# Dataset records start
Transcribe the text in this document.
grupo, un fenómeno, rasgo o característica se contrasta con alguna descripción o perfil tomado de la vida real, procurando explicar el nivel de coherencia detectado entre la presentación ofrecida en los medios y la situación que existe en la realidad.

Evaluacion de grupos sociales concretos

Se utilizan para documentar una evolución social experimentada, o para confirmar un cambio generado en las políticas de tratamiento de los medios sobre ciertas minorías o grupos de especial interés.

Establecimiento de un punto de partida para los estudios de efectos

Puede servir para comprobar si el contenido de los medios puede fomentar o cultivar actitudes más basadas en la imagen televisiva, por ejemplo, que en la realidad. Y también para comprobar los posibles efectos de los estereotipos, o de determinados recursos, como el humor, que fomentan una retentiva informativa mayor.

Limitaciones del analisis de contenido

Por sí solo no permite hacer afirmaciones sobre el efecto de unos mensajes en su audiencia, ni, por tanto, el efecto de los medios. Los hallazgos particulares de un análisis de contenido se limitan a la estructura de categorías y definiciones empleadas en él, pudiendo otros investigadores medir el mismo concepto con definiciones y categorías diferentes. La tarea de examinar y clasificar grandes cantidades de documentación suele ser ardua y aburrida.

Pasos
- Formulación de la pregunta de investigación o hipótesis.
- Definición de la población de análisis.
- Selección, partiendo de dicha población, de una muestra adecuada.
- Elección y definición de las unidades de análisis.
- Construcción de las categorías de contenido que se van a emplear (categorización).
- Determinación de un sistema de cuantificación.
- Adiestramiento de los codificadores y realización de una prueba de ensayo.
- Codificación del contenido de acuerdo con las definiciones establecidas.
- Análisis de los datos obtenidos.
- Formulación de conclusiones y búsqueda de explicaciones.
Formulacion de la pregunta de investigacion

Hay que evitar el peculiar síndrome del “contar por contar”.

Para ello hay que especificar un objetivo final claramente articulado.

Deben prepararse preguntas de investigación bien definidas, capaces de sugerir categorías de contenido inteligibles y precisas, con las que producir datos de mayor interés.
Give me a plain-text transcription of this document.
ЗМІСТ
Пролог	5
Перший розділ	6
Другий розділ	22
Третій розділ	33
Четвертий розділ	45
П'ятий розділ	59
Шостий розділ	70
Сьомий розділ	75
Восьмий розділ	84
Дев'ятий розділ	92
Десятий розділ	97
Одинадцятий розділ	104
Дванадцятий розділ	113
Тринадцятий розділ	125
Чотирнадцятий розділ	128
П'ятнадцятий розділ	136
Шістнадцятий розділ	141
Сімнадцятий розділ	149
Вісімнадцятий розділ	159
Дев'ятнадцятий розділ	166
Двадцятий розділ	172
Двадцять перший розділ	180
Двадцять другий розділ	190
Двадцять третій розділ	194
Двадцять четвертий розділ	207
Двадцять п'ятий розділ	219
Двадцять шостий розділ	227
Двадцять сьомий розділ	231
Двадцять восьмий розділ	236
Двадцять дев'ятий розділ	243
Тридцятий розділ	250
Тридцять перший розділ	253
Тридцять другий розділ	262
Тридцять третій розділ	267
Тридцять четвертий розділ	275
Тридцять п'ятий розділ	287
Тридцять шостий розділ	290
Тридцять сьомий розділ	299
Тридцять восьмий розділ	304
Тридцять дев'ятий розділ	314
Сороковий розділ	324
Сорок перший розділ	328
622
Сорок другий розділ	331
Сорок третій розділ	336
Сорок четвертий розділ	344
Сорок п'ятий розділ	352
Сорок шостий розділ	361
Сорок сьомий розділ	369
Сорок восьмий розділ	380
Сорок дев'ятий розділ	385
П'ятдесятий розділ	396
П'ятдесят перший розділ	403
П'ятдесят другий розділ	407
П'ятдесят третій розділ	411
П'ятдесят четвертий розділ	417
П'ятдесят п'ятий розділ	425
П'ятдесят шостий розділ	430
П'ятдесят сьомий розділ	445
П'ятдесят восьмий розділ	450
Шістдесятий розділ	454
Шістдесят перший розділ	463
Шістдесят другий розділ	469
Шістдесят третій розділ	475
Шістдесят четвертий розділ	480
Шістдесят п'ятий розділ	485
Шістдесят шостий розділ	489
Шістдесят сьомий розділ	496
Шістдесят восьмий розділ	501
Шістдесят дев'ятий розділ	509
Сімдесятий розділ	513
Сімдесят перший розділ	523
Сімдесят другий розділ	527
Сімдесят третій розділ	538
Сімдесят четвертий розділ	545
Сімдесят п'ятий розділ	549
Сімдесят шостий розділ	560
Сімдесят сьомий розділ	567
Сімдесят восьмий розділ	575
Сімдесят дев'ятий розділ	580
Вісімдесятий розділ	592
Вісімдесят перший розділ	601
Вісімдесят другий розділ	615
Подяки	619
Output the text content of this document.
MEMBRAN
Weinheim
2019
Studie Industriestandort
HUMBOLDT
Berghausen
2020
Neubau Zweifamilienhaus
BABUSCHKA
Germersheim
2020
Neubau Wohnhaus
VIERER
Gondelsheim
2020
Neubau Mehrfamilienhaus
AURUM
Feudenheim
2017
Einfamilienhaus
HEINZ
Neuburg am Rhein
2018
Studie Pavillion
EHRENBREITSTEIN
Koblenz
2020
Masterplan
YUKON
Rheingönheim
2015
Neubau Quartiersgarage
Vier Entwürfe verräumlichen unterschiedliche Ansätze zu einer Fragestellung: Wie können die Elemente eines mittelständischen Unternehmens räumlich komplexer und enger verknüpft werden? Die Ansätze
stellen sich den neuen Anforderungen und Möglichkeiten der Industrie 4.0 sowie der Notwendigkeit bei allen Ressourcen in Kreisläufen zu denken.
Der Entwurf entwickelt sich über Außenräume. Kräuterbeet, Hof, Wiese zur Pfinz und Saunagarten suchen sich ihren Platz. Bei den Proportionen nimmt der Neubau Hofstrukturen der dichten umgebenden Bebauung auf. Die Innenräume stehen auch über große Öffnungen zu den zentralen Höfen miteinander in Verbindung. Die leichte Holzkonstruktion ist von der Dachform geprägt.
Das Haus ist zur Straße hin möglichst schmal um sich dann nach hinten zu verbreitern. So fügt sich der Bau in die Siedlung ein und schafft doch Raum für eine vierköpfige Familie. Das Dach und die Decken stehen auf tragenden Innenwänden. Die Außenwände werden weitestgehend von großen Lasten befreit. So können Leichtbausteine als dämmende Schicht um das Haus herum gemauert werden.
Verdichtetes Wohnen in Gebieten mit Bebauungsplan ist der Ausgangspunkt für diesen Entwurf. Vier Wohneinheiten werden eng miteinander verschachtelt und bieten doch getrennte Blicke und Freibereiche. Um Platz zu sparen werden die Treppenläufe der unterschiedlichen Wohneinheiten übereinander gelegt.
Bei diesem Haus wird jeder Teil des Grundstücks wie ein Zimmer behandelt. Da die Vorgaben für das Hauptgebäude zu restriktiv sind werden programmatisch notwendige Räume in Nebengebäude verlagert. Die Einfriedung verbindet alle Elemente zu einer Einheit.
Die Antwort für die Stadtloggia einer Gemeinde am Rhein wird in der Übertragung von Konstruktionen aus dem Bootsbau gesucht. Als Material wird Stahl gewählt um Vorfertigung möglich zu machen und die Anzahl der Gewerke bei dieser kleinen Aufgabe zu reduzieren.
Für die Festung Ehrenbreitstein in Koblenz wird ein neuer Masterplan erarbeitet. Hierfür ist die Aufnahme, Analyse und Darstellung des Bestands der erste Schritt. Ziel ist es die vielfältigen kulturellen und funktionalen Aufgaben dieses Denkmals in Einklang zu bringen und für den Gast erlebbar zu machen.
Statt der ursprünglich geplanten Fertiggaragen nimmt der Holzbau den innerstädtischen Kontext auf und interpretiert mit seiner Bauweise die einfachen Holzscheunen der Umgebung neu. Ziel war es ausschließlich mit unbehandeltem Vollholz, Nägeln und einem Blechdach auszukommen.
# Dataset records end
- What you have to do: Repeat every line of the material exactly as given.

- The result:
Transcribe the text in this document.
grupo, un fenómeno, rasgo o característica se contrasta con alguna descripción o perfil tomado de la vida real, procurando explicar el nivel de coherencia detectado entre la presentación ofrecida en los medios y la situación que existe en la realidad.

Evaluacion de grupos sociales concretos

Se utilizan para documentar una evolución social experimentada, o para confirmar un cambio generado en las políticas de tratamiento de los medios sobre ciertas minorías o grupos de especial interés.

Establecimiento de un punto de partida para los estudios de efectos

Puede servir para comprobar si el contenido de los medios puede fomentar o cultivar actitudes más basadas en la imagen televisiva, por ejemplo, que en la realidad. Y también para comprobar los posibles efectos de los estereotipos, o de determinados recursos, como el humor, que fomentan una retentiva informativa mayor.

Limitaciones del analisis de contenido

Por sí solo no permite hacer afirmaciones sobre el efecto de unos mensajes en su audiencia, ni, por tanto, el efecto de los medios. Los hallazgos particulares de un análisis de contenido se limitan a la estructura de categorías y definiciones empleadas en él, pudiendo otros investigadores medir el mismo concepto con definiciones y categorías diferentes. La tarea de examinar y clasificar grandes cantidades de documentación suele ser ardua y aburrida.

Pasos
- Formulación de la pregunta de investigación o hipótesis.
- Definición de la población de análisis.
- Selección, partiendo de dicha población, de una muestra adecuada.
- Elección y definición de las unidades de análisis.
- Construcción de las categorías de contenido que se van a emplear (categorización).
- Determinación de un sistema de cuantificación.
- Adiestramiento de los codificadores y realización de una prueba de ensayo.
- Codificación del contenido de acuerdo con las definiciones establecidas.
- Análisis de los datos obtenidos.
- Formulación de conclusiones y búsqueda de explicaciones.
Formulacion de la pregunta de investigacion

Hay que evitar el peculiar síndrome del “contar por contar”.

Para ello hay que especificar un objetivo final claramente articulado.

Deben prepararse preguntas de investigación bien definidas, capaces de sugerir categorías de contenido inteligibles y precisas, con las que producir datos de mayor interés.
Give me a plain-text transcription of this document.
ЗМІСТ
Пролог	5
Перший розділ	6
Другий розділ	22
Третій розділ	33
Четвертий розділ	45
П'ятий розділ	59
Шостий розділ	70
Сьомий розділ	75
Восьмий розділ	84
Дев'ятий розділ	92
Десятий розділ	97
Одинадцятий розділ	104
Дванадцятий розділ	113
Тринадцятий розділ	125
Чотирнадцятий розділ	128
П'ятнадцятий розділ	136
Шістнадцятий розділ	141
Сімнадцятий розділ	149
Вісімнадцятий розділ	159
Дев'ятнадцятий розділ	166
Двадцятий розділ	172
Двадцять перший розділ	180
Двадцять другий розділ	190
Двадцять третій розділ	194
Двадцять четвертий розділ	207
Двадцять п'ятий розділ	219
Двадцять шостий розділ	227
Двадцять сьомий розділ	231
Двадцять восьмий розділ	236
Двадцять дев'ятий розділ	243
Тридцятий розділ	250
Тридцять перший розділ	253
Тридцять другий розділ	262
Тридцять третій розділ	267
Тридцять четвертий розділ	275
Тридцять п'ятий розділ	287
Тридцять шостий розділ	290
Тридцять сьомий розділ	299
Тридцять восьмий розділ	304
Тридцять дев'ятий розділ	314
Сороковий розділ	324
Сорок перший розділ	328
622
Сорок другий розділ	331
Сорок третій розділ	336
Сорок четвертий розділ	344
Сорок п'ятий розділ	352
Сорок шостий розділ	361
Сорок сьомий розділ	369
Сорок восьмий розділ	380
Сорок дев'ятий розділ	385
П'ятдесятий розділ	396
П'ятдесят перший розділ	403
П'ятдесят другий розділ	407
П'ятдесят третій розділ	411
П'ятдесят четвертий розділ	417
П'ятдесят п'ятий розділ	425
П'ятдесят шостий розділ	430
П'ятдесят сьомий розділ	445
П'ятдесят восьмий розділ	450
Шістдесятий розділ	454
Шістдесят перший розділ	463
Шістдесят другий розділ	469
Шістдесят третій розділ	475
Шістдесят четвертий розділ	480
Шістдесят п'ятий розділ	485
Шістдесят шостий розділ	489
Шістдесят сьомий розділ	496
Шістдесят восьмий розділ	501
Шістдесят дев'ятий розділ	509
Сімдесятий розділ	513
Сімдесят перший розділ	523
Сімдесят другий розділ	527
Сімдесят третій розділ	538
Сімдесят четвертий розділ	545
Сімдесят п'ятий розділ	549
Сімдесят шостий розділ	560
Сімдесят сьомий розділ	567
Сімдесят восьмий розділ	575
Сімдесят дев'ятий розділ	580
Вісімдесятий розділ	592
Вісімдесят перший розділ	601
Вісімдесят другий розділ	615
Подяки	619
Output the text content of this document.
MEMBRAN
Weinheim
2019
Studie Industriestandort
HUMBOLDT
Berghausen
2020
Neubau Zweifamilienhaus
BABUSCHKA
Germersheim
2020
Neubau Wohnhaus
VIERER
Gondelsheim
2020
Neubau Mehrfamilienhaus
AURUM
Feudenheim
2017
Einfamilienhaus
HEINZ
Neuburg am Rhein
2018
Studie Pavillion
EHRENBREITSTEIN
Koblenz
2020
Masterplan
YUKON
Rheingönheim
2015
Neubau Quartiersgarage
Vier Entwürfe verräumlichen unterschiedliche Ansätze zu einer Fragestellung: Wie können die Elemente eines mittelständischen Unternehmens räumlich komplexer und enger verknüpft werden? Die Ansätze
stellen sich den neuen Anforderungen und Möglichkeiten der Industrie 4.0 sowie der Notwendigkeit bei allen Ressourcen in Kreisläufen zu denken.
Der Entwurf entwickelt sich über Außenräume. Kräuterbeet, Hof, Wiese zur Pfinz und Saunagarten suchen sich ihren Platz. Bei den Proportionen nimmt der Neubau Hofstrukturen der dichten umgebenden Bebauung auf. Die Innenräume stehen auch über große Öffnungen zu den zentralen Höfen miteinander in Verbindung. Die leichte Holzkonstruktion ist von der Dachform geprägt.
Das Haus ist zur Straße hin möglichst schmal um sich dann nach hinten zu verbreitern. So fügt sich der Bau in die Siedlung ein und schafft doch Raum für eine vierköpfige Familie. Das Dach und die Decken stehen auf tragenden Innenwänden. Die Außenwände werden weitestgehend von großen Lasten befreit. So können Leichtbausteine als dämmende Schicht um das Haus herum gemauert werden.
Verdichtetes Wohnen in Gebieten mit Bebauungsplan ist der Ausgangspunkt für diesen Entwurf. Vier Wohneinheiten werden eng miteinander verschachtelt und bieten doch getrennte Blicke und Freibereiche. Um Platz zu sparen werden die Treppenläufe der unterschiedlichen Wohneinheiten übereinander gelegt.
Bei diesem Haus wird jeder Teil des Grundstücks wie ein Zimmer behandelt. Da die Vorgaben für das Hauptgebäude zu restriktiv sind werden programmatisch notwendige Räume in Nebengebäude verlagert. Die Einfriedung verbindet alle Elemente zu einer Einheit.
Die Antwort für die Stadtloggia einer Gemeinde am Rhein wird in der Übertragung von Konstruktionen aus dem Bootsbau gesucht. Als Material wird Stahl gewählt um Vorfertigung möglich zu machen und die Anzahl der Gewerke bei dieser kleinen Aufgabe zu reduzieren.
Für die Festung Ehrenbreitstein in Koblenz wird ein neuer Masterplan erarbeitet. Hierfür ist die Aufnahme, Analyse und Darstellung des Bestands der erste Schritt. Ziel ist es die vielfältigen kulturellen und funktionalen Aufgaben dieses Denkmals in Einklang zu bringen und für den Gast erlebbar zu machen.
Statt der ursprünglich geplanten Fertiggaragen nimmt der Holzbau den innerstädtischen Kontext auf und interpretiert mit seiner Bauweise die einfachen Holzscheunen der Umgebung neu. Ziel war es ausschließlich mit unbehandeltem Vollholz, Nägeln und einem Blechdach auszukommen.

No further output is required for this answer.